— Start of Stored records —

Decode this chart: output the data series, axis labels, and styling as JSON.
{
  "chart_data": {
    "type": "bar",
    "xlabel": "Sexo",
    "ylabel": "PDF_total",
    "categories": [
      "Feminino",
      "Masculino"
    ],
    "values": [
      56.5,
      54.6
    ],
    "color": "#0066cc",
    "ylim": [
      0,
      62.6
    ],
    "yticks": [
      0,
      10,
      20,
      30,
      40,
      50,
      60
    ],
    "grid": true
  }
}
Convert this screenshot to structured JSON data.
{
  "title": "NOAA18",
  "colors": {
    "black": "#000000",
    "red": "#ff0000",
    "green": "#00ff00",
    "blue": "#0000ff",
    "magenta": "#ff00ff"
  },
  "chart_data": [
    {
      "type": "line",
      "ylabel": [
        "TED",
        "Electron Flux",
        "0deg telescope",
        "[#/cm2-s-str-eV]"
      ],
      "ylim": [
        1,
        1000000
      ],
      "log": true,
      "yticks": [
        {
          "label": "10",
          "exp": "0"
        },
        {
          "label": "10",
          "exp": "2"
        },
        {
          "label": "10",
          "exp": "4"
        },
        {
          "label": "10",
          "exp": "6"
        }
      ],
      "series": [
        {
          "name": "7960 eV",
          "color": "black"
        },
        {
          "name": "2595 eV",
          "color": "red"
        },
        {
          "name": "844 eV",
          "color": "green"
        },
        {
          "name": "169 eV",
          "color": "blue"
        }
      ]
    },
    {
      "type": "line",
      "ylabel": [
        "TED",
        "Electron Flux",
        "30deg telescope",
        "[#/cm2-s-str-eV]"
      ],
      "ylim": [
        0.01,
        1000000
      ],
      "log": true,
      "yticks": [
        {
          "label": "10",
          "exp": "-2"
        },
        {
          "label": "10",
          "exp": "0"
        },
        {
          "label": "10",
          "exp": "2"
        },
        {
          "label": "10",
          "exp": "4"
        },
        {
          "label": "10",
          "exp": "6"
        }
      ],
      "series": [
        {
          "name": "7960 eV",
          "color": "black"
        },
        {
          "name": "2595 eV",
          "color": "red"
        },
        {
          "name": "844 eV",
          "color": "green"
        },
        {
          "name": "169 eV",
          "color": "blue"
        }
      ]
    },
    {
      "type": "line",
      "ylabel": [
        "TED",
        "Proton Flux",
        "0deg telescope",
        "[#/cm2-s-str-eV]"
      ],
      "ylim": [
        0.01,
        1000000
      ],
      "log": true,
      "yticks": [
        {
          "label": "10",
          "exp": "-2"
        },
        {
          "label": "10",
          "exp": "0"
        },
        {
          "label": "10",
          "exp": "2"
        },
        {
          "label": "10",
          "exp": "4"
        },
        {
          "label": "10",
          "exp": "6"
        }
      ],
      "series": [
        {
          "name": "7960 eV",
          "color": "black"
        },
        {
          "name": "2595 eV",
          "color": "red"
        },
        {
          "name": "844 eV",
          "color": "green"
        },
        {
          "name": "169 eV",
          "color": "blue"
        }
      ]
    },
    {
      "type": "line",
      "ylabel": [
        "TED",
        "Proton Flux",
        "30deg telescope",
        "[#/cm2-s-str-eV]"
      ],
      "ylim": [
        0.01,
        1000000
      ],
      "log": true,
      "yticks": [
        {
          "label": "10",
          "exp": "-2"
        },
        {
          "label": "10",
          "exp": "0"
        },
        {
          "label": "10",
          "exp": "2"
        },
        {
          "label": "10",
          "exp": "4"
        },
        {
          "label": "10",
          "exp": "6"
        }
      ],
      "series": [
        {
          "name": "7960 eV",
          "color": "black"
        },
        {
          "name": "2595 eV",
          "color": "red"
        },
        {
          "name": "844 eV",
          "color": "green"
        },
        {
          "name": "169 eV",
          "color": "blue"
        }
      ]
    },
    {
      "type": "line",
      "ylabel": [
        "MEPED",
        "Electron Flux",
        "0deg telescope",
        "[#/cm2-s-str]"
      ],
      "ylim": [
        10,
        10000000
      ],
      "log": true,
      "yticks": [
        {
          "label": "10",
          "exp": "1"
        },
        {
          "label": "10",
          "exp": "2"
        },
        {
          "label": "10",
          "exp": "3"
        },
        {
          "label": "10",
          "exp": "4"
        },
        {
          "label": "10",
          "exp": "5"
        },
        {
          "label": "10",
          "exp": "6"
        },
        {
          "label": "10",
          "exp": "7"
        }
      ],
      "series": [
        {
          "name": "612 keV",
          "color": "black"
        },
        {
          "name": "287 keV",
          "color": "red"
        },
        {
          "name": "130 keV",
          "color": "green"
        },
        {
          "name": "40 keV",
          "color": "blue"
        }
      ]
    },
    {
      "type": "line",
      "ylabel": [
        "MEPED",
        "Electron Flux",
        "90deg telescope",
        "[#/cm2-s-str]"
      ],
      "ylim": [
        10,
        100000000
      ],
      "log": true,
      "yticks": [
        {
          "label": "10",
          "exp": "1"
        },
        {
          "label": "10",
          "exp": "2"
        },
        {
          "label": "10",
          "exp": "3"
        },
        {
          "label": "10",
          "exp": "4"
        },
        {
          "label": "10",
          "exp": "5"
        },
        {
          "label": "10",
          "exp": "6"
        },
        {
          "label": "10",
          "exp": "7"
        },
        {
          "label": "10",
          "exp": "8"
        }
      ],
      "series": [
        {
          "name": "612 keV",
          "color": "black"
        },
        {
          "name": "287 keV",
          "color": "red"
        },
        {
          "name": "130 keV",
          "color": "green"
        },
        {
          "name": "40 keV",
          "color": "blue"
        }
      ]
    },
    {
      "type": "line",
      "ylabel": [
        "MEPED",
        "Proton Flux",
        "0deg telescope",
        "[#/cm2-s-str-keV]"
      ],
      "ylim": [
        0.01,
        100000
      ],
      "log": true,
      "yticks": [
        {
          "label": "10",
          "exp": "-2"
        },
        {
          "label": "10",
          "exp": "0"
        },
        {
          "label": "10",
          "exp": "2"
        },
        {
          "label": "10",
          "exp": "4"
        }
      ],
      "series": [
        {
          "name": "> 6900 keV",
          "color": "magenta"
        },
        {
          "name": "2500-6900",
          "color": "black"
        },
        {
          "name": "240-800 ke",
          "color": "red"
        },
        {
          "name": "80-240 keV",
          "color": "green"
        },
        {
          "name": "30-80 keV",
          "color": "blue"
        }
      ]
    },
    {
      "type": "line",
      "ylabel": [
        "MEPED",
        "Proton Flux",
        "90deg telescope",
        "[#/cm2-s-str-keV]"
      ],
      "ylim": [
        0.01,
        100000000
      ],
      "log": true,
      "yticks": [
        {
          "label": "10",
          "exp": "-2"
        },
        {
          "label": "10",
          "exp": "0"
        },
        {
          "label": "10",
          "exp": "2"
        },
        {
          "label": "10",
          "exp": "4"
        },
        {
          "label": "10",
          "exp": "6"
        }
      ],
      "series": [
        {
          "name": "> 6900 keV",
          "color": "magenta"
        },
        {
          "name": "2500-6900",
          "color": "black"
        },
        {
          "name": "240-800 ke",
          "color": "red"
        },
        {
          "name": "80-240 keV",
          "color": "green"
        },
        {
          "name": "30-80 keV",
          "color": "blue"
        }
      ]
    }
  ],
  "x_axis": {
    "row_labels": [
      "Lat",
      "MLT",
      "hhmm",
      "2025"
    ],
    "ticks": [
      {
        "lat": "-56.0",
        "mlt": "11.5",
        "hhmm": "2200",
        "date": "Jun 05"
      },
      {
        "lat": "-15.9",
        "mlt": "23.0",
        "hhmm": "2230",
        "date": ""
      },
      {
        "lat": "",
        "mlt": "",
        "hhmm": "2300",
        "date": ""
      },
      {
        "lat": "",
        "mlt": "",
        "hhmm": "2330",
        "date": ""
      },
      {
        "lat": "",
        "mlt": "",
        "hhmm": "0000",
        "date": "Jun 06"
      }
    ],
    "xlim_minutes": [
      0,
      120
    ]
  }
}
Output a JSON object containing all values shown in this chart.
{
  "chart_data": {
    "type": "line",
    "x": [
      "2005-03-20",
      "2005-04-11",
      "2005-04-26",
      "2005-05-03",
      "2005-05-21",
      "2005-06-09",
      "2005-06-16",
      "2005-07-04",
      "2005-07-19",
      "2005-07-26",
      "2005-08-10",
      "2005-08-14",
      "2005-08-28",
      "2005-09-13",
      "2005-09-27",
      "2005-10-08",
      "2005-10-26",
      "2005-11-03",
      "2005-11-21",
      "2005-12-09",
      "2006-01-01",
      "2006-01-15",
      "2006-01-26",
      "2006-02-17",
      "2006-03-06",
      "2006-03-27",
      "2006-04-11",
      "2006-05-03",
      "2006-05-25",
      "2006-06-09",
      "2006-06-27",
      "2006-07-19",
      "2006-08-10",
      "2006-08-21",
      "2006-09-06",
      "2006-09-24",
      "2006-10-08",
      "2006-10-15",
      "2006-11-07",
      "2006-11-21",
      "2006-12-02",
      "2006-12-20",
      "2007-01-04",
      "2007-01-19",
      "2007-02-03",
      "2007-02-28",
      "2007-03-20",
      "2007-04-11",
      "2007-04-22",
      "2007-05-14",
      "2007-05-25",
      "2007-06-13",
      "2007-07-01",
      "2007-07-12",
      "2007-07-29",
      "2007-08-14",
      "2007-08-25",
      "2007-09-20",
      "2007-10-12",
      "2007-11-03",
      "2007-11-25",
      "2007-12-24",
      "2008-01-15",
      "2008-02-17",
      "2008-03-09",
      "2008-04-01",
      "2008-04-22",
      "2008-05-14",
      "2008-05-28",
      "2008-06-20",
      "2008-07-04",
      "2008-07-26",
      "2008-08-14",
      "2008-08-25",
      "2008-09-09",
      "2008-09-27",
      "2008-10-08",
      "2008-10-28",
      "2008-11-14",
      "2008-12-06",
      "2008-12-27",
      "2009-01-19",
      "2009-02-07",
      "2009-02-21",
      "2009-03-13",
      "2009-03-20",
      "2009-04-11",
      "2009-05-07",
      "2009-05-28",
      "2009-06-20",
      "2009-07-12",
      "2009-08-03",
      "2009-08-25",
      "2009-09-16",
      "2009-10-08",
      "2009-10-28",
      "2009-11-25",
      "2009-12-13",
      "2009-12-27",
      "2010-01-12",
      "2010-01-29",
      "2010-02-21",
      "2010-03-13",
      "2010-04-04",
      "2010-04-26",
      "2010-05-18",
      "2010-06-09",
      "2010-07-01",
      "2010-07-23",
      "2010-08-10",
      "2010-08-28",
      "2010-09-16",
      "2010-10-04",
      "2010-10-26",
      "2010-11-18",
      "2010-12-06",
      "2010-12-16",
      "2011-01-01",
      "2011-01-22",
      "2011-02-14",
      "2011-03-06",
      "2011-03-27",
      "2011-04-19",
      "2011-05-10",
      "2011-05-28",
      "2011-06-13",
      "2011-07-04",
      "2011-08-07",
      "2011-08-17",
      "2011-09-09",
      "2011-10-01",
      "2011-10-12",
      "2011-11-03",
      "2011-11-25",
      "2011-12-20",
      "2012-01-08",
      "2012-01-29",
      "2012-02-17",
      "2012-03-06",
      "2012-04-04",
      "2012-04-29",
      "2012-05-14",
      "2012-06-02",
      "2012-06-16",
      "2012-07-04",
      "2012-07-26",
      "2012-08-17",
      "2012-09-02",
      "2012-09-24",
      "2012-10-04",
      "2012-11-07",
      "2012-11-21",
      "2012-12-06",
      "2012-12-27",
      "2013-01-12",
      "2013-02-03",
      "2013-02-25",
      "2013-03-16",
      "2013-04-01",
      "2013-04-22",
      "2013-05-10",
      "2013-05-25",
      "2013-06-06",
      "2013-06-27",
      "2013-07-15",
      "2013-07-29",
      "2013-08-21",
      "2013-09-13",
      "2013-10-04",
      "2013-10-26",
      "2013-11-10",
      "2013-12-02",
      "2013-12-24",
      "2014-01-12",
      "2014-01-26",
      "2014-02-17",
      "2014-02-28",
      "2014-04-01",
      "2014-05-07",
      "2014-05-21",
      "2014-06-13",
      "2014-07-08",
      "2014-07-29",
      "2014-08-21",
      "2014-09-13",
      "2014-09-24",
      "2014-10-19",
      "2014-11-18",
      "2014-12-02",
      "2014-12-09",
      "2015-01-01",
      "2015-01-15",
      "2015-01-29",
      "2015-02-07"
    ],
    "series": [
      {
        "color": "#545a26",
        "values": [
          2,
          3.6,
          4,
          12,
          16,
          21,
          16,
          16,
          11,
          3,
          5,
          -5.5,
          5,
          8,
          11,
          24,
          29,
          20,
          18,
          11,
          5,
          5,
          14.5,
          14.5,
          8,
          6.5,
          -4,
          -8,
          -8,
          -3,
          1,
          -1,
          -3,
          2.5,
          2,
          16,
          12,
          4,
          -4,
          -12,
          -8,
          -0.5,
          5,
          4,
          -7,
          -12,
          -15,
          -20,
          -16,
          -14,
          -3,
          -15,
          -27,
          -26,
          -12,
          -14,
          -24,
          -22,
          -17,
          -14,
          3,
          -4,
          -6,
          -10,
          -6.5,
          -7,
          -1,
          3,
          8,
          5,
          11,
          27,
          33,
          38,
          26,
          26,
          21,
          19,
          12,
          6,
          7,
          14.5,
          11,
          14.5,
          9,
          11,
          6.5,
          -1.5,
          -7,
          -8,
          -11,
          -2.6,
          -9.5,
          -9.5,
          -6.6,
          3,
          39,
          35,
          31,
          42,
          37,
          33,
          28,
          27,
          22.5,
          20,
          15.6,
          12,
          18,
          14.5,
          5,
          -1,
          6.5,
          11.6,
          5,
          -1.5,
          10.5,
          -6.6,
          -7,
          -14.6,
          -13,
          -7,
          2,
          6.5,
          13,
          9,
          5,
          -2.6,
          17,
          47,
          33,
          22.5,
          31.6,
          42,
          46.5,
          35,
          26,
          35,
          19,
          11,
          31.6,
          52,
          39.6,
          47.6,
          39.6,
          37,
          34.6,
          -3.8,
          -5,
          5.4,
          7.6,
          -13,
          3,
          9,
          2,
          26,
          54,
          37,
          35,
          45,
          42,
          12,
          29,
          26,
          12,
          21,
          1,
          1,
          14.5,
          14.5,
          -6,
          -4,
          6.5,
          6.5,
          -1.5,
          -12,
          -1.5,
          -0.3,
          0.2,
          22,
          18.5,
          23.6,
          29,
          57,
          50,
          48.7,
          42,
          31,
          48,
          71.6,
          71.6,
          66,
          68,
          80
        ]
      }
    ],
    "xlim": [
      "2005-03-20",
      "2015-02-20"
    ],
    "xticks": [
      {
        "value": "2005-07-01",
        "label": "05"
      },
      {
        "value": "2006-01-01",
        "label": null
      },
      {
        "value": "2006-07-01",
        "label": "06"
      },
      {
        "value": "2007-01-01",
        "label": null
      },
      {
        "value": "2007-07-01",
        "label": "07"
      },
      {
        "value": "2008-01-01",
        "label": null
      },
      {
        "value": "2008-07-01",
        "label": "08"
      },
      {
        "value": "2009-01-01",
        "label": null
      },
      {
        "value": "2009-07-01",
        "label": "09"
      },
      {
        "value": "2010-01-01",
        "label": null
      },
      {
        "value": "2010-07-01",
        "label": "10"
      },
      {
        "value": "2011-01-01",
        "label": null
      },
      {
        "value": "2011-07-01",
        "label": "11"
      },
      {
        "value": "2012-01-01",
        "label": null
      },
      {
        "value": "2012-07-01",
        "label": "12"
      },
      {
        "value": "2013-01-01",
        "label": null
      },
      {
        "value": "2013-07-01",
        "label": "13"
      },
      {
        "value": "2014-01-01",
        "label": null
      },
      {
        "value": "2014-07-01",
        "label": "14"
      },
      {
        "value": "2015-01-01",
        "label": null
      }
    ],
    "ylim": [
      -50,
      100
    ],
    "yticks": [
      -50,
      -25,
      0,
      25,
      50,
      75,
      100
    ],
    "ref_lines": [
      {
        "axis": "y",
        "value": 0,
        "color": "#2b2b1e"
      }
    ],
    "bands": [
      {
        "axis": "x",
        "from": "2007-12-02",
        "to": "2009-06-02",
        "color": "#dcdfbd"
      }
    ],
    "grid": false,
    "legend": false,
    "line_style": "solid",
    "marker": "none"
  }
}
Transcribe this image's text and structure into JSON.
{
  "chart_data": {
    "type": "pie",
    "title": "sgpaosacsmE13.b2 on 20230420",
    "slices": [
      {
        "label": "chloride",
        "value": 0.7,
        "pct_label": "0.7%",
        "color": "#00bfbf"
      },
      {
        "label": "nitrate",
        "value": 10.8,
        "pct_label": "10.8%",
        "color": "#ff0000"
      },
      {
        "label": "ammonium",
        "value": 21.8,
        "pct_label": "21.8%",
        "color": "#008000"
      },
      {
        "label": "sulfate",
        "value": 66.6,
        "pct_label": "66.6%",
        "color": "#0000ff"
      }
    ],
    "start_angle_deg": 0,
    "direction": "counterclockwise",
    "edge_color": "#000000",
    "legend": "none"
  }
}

— End of Stored records —

Exercise
Produce an exact copy of the lines from the one containing "Transcribe this image's" through the last line, and of nothing else.

Exercise answer
Transcribe this image's text and structure into JSON.
{
  "chart_data": {
    "type": "pie",
    "title": "sgpaosacsmE13.b2 on 20230420",
    "slices": [
      {
        "label": "chloride",
        "value": 0.7,
        "pct_label": "0.7%",
        "color": "#00bfbf"
      },
      {
        "label": "nitrate",
        "value": 10.8,
        "pct_label": "10.8%",
        "color": "#ff0000"
      },
      {
        "label": "ammonium",
        "value": 21.8,
        "pct_label": "21.8%",
        "color": "#008000"
      },
      {
        "label": "sulfate",
        "value": 66.6,
        "pct_label": "66.6%",
        "color": "#0000ff"
      }
    ],
    "start_angle_deg": 0,
    "direction": "counterclockwise",
    "edge_color": "#000000",
    "legend": "none"
  }
}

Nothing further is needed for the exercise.